-- begin Record extracts --

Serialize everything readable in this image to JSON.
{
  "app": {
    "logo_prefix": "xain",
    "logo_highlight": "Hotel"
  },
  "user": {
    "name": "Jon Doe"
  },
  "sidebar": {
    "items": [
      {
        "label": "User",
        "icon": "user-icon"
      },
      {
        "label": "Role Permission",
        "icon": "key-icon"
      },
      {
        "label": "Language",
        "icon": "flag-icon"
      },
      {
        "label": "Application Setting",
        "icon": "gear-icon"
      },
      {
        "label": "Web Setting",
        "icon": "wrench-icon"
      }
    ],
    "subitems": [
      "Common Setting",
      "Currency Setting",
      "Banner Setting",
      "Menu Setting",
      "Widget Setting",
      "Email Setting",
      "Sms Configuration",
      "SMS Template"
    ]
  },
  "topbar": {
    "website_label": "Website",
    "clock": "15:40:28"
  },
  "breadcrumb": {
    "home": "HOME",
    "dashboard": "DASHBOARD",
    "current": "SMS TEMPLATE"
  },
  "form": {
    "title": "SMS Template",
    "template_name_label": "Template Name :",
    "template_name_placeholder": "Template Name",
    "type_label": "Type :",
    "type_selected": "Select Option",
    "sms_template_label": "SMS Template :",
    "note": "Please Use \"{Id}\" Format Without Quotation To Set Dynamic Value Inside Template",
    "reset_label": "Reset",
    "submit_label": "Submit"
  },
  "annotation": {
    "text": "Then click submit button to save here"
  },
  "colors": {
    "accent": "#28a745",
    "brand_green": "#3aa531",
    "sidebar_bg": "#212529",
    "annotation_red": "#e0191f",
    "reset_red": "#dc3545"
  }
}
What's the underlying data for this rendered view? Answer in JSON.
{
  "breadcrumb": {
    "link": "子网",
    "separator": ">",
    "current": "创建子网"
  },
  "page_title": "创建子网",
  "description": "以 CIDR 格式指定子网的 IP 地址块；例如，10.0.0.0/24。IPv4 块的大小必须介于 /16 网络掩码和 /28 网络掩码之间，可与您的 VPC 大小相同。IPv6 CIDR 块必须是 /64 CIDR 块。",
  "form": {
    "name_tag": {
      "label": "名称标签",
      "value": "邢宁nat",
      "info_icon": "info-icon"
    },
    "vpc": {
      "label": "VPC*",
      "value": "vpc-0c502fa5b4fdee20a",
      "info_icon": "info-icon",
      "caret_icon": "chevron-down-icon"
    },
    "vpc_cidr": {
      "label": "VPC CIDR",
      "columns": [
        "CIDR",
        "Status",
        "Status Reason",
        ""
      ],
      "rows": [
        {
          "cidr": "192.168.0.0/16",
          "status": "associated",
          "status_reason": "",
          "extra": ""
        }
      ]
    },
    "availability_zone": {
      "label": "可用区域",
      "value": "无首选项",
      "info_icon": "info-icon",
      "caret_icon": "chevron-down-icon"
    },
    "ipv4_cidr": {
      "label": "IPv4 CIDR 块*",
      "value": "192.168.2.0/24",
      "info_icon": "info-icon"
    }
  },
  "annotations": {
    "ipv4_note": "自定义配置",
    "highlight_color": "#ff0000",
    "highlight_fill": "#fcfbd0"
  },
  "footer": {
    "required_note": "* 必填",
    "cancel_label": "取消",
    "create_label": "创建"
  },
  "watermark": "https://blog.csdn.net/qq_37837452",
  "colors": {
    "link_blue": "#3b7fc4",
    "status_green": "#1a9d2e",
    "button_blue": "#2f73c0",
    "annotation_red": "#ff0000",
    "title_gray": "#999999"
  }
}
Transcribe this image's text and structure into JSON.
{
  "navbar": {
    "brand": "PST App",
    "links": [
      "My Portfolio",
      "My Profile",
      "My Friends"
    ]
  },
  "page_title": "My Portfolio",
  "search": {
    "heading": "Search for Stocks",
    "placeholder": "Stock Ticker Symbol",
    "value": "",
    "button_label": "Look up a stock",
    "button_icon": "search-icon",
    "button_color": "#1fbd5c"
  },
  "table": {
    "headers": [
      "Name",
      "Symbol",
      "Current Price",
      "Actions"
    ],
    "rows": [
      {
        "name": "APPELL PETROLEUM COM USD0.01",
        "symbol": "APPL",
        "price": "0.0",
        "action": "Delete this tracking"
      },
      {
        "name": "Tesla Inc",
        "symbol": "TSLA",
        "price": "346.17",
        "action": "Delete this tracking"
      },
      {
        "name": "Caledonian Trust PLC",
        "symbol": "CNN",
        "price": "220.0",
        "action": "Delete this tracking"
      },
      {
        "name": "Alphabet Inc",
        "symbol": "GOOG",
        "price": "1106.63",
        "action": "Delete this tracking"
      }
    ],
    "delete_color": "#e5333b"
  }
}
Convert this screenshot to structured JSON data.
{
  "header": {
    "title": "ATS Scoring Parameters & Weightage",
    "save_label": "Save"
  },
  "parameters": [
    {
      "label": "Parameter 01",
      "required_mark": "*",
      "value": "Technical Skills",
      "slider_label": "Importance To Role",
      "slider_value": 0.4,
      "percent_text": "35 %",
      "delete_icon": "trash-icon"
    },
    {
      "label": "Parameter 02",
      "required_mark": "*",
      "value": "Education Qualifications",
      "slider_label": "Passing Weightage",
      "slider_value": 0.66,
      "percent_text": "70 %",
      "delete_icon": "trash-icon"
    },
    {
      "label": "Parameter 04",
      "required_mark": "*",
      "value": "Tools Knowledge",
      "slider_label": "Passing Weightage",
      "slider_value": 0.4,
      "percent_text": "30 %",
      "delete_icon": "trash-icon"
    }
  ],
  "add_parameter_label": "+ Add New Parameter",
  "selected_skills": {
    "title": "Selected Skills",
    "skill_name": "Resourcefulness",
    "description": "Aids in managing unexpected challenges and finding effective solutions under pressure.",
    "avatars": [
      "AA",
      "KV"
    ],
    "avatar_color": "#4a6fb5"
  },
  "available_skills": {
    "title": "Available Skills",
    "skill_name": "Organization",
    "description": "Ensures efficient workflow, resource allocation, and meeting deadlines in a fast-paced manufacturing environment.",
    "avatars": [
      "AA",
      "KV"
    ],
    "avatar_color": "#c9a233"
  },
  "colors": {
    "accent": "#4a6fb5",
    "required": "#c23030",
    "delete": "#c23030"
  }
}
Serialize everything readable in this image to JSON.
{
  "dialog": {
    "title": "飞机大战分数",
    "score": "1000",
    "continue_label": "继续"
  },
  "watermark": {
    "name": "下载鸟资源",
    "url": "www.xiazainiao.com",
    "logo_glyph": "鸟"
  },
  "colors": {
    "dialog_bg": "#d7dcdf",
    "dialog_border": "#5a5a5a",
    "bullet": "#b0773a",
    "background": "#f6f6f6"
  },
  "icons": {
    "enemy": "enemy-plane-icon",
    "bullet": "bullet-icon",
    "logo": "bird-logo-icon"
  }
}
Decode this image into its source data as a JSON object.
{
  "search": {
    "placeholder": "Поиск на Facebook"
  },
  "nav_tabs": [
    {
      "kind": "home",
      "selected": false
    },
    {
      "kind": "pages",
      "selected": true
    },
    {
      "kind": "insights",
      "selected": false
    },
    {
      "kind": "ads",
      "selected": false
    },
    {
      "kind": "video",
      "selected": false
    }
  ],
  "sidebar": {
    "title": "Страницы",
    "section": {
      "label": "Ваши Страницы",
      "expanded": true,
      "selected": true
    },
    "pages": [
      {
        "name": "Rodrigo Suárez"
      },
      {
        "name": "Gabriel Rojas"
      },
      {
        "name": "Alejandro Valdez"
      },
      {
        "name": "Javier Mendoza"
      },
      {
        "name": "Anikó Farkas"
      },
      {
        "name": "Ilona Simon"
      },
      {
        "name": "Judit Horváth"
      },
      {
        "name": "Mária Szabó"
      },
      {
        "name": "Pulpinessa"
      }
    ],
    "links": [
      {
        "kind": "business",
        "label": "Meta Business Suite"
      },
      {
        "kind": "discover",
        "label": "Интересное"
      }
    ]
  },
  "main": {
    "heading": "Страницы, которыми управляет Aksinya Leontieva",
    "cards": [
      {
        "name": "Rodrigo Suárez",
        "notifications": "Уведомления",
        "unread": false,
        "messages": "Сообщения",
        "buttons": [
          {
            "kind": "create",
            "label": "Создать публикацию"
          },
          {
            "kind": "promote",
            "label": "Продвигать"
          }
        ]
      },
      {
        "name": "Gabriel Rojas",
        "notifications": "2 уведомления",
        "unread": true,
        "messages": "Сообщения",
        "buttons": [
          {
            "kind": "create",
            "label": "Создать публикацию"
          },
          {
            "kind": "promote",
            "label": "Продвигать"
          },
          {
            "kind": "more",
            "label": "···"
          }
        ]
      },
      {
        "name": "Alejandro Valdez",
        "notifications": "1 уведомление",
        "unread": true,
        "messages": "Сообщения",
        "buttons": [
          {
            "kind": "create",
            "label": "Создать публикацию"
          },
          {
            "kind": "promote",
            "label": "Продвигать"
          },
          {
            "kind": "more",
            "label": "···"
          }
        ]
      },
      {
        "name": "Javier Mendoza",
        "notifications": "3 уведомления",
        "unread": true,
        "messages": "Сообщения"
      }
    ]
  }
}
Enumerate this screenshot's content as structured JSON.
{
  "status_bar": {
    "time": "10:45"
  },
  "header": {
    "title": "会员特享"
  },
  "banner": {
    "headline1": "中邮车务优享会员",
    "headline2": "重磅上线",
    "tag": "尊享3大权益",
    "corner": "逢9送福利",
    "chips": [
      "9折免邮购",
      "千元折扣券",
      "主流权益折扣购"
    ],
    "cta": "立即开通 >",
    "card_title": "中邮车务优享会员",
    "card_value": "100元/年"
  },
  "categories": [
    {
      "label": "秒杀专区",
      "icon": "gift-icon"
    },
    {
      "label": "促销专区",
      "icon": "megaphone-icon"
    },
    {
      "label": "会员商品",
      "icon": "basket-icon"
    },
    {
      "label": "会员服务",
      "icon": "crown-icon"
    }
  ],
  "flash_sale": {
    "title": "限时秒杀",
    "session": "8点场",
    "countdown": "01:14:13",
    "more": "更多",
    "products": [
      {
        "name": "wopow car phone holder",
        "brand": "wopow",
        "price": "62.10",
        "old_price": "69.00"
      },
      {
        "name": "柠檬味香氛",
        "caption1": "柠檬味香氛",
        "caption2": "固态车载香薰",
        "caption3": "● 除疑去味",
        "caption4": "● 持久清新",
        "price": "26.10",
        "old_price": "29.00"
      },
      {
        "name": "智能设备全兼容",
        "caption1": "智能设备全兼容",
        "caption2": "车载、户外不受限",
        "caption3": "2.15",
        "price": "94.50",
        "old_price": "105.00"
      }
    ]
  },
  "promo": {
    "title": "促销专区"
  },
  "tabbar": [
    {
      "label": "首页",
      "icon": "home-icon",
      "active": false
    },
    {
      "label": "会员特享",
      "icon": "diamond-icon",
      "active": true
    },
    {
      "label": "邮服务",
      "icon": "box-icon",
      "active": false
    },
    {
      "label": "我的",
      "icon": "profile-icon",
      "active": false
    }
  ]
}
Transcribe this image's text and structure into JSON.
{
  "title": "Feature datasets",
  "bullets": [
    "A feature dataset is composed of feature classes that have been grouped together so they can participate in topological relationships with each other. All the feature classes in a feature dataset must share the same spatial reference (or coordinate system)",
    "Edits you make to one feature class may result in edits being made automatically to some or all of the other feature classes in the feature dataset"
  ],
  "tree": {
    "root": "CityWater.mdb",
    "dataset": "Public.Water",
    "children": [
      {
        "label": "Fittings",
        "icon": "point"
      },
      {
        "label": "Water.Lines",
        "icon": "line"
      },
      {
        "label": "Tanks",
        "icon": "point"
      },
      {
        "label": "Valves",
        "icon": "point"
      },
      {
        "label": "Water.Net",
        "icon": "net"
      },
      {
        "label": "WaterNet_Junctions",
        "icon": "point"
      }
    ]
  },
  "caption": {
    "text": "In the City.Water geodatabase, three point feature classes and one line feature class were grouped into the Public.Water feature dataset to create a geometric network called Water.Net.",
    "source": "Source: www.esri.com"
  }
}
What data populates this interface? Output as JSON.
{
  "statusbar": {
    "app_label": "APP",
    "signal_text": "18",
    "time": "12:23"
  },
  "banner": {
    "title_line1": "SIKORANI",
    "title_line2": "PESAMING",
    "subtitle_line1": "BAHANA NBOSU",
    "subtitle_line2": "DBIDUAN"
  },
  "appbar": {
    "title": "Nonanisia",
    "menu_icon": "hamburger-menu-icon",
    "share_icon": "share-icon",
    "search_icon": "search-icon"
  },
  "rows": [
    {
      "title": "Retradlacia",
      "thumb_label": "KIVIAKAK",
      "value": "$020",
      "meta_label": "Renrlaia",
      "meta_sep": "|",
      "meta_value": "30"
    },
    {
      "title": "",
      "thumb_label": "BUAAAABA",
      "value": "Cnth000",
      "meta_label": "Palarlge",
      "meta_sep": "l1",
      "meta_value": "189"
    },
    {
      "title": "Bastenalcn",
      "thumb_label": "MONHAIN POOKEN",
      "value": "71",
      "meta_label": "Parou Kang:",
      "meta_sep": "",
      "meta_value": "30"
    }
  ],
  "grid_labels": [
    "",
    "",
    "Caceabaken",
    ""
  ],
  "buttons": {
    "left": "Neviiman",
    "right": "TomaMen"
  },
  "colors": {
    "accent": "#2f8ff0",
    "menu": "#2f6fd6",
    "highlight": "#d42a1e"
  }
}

-- end Record extracts --

> **Written exercise**: Show every line above in which the word "structured" occurs.

> **Completed task**:
Convert this screenshot to structured JSON data.
Enumerate this screenshot's content as structured JSON.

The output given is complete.